GIVEN PROBLEM:
Please reproduce every line of the records below without any change.

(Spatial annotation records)
+++
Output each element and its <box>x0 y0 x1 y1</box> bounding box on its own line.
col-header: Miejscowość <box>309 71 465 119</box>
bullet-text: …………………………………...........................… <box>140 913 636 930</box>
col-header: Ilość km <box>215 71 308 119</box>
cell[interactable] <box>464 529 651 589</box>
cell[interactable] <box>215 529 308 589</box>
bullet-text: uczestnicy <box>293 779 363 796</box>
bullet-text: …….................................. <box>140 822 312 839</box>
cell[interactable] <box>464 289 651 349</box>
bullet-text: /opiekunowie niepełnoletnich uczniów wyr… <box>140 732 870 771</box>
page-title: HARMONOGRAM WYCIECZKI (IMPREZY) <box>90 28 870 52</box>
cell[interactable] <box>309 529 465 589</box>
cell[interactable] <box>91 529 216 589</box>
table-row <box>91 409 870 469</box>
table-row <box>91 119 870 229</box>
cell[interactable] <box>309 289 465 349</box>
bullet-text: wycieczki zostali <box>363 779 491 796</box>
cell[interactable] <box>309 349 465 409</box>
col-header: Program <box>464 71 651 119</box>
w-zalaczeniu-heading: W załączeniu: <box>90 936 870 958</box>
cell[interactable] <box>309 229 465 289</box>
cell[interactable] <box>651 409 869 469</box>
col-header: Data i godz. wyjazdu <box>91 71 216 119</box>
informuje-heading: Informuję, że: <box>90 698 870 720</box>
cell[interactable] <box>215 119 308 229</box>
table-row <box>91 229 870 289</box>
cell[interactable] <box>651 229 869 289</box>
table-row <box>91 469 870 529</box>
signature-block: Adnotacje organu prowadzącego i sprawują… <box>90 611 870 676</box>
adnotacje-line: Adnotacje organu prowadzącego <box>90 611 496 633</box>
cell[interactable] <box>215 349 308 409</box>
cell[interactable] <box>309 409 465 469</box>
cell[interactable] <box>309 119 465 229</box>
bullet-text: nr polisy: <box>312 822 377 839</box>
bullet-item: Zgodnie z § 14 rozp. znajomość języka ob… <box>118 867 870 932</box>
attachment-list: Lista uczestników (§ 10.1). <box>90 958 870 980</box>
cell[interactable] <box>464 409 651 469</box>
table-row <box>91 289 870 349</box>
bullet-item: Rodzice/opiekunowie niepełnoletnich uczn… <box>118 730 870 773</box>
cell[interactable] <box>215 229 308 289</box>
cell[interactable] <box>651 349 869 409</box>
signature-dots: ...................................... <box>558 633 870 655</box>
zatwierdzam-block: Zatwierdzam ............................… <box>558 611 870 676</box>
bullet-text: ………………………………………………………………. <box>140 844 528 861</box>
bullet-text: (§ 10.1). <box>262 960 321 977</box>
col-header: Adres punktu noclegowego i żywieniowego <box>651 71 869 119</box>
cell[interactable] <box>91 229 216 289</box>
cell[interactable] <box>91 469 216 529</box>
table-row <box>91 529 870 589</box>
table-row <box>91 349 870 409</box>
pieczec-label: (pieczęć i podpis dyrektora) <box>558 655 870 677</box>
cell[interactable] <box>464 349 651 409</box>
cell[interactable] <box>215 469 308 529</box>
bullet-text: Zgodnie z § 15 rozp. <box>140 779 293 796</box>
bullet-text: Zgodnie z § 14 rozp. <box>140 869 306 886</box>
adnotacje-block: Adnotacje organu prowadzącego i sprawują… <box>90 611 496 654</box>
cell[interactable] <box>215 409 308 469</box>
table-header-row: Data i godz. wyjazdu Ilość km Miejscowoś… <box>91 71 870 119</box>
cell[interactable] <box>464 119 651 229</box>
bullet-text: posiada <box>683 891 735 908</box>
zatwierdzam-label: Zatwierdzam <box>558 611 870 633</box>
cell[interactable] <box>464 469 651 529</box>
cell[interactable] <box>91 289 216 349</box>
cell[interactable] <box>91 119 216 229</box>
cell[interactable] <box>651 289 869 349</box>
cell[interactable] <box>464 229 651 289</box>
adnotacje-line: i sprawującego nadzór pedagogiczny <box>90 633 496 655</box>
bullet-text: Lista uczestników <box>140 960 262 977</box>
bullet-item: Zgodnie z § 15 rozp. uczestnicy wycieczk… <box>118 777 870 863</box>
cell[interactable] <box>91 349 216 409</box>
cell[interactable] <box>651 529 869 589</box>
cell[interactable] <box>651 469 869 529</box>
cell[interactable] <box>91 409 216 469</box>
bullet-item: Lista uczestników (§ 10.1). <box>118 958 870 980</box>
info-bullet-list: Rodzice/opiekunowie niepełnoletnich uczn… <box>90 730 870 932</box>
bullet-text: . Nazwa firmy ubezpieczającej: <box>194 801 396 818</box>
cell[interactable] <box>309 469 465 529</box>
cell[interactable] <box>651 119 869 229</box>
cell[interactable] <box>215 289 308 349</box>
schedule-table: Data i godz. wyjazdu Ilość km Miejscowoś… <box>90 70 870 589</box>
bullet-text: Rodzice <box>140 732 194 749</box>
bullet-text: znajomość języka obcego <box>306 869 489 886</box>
+++
TASK SOLUTION:
Output each element and its <box>x0 y0 x1 y1</box> bounding box on its own line.
col-header: Miejscowość <box>309 71 465 119</box>
bullet-text: …………………………………...........................… <box>140 913 636 930</box>
col-header: Ilość km <box>215 71 308 119</box>
cell[interactable] <box>464 529 651 589</box>
cell[interactable] <box>215 529 308 589</box>
bullet-text: uczestnicy <box>293 779 363 796</box>
bullet-text: …….................................. <box>140 822 312 839</box>
cell[interactable] <box>464 289 651 349</box>
bullet-text: /opiekunowie niepełnoletnich uczniów wyr… <box>140 732 870 771</box>
page-title: HARMONOGRAM WYCIECZKI (IMPREZY) <box>90 28 870 52</box>
cell[interactable] <box>309 529 465 589</box>
cell[interactable] <box>91 529 216 589</box>
table-row <box>91 409 870 469</box>
table-row <box>91 119 870 229</box>
cell[interactable] <box>309 289 465 349</box>
bullet-text: wycieczki zostali <box>363 779 491 796</box>
cell[interactable] <box>309 349 465 409</box>
col-header: Program <box>464 71 651 119</box>
w-zalaczeniu-heading: W załączeniu: <box>90 936 870 958</box>
cell[interactable] <box>309 229 465 289</box>
cell[interactable] <box>651 409 869 469</box>
col-header: Data i godz. wyjazdu <box>91 71 216 119</box>
informuje-heading: Informuję, że: <box>90 698 870 720</box>
cell[interactable] <box>215 119 308 229</box>
table-row <box>91 229 870 289</box>
cell[interactable] <box>651 229 869 289</box>
table-row <box>91 469 870 529</box>
signature-block: Adnotacje organu prowadzącego i sprawują… <box>90 611 870 676</box>
adnotacje-line: Adnotacje organu prowadzącego <box>90 611 496 633</box>
cell[interactable] <box>215 349 308 409</box>
cell[interactable] <box>309 409 465 469</box>
cell[interactable] <box>309 119 465 229</box>
bullet-text: nr polisy: <box>312 822 377 839</box>
bullet-item: Zgodnie z § 14 rozp. znajomość języka ob… <box>118 867 870 932</box>
attachment-list: Lista uczestników (§ 10.1). <box>90 958 870 980</box>
cell[interactable] <box>464 409 651 469</box>
table-row <box>91 289 870 349</box>
bullet-item: Rodzice/opiekunowie niepełnoletnich uczn… <box>118 730 870 773</box>
cell[interactable] <box>215 229 308 289</box>
cell[interactable] <box>651 349 869 409</box>
signature-dots: ...................................... <box>558 633 870 655</box>
zatwierdzam-block: Zatwierdzam ............................… <box>558 611 870 676</box>
bullet-text: ………………………………………………………………. <box>140 844 528 861</box>
bullet-text: (§ 10.1). <box>262 960 321 977</box>
col-header: Adres punktu noclegowego i żywieniowego <box>651 71 869 119</box>
cell[interactable] <box>91 229 216 289</box>
cell[interactable] <box>91 469 216 529</box>
table-row <box>91 529 870 589</box>
table-row <box>91 349 870 409</box>
pieczec-label: (pieczęć i podpis dyrektora) <box>558 655 870 677</box>
cell[interactable] <box>464 349 651 409</box>
cell[interactable] <box>215 469 308 529</box>
bullet-text: Zgodnie z § 15 rozp. <box>140 779 293 796</box>
bullet-text: Zgodnie z § 14 rozp. <box>140 869 306 886</box>
adnotacje-block: Adnotacje organu prowadzącego i sprawują… <box>90 611 496 654</box>
cell[interactable] <box>215 409 308 469</box>
table-header-row: Data i godz. wyjazdu Ilość km Miejscowoś… <box>91 71 870 119</box>
cell[interactable] <box>464 119 651 229</box>
bullet-text: posiada <box>683 891 735 908</box>
zatwierdzam-label: Zatwierdzam <box>558 611 870 633</box>
cell[interactable] <box>464 469 651 529</box>
cell[interactable] <box>91 289 216 349</box>
cell[interactable] <box>91 119 216 229</box>
cell[interactable] <box>651 289 869 349</box>
cell[interactable] <box>464 229 651 289</box>
adnotacje-line: i sprawującego nadzór pedagogiczny <box>90 633 496 655</box>
bullet-text: Lista uczestników <box>140 960 262 977</box>
bullet-item: Zgodnie z § 15 rozp. uczestnicy wycieczk… <box>118 777 870 863</box>
cell[interactable] <box>91 349 216 409</box>
cell[interactable] <box>651 529 869 589</box>
cell[interactable] <box>651 469 869 529</box>
cell[interactable] <box>91 409 216 469</box>
bullet-item: Lista uczestników (§ 10.1). <box>118 958 870 980</box>
info-bullet-list: Rodzice/opiekunowie niepełnoletnich uczn… <box>90 730 870 932</box>
bullet-text: . Nazwa firmy ubezpieczającej: <box>194 801 396 818</box>
cell[interactable] <box>309 469 465 529</box>
cell[interactable] <box>651 119 869 229</box>
cell[interactable] <box>215 289 308 349</box>
schedule-table: Data i godz. wyjazdu Ilość km Miejscowoś… <box>90 70 870 589</box>
bullet-text: Rodzice <box>140 732 194 749</box>
bullet-text: znajomość języka obcego <box>306 869 489 886</box>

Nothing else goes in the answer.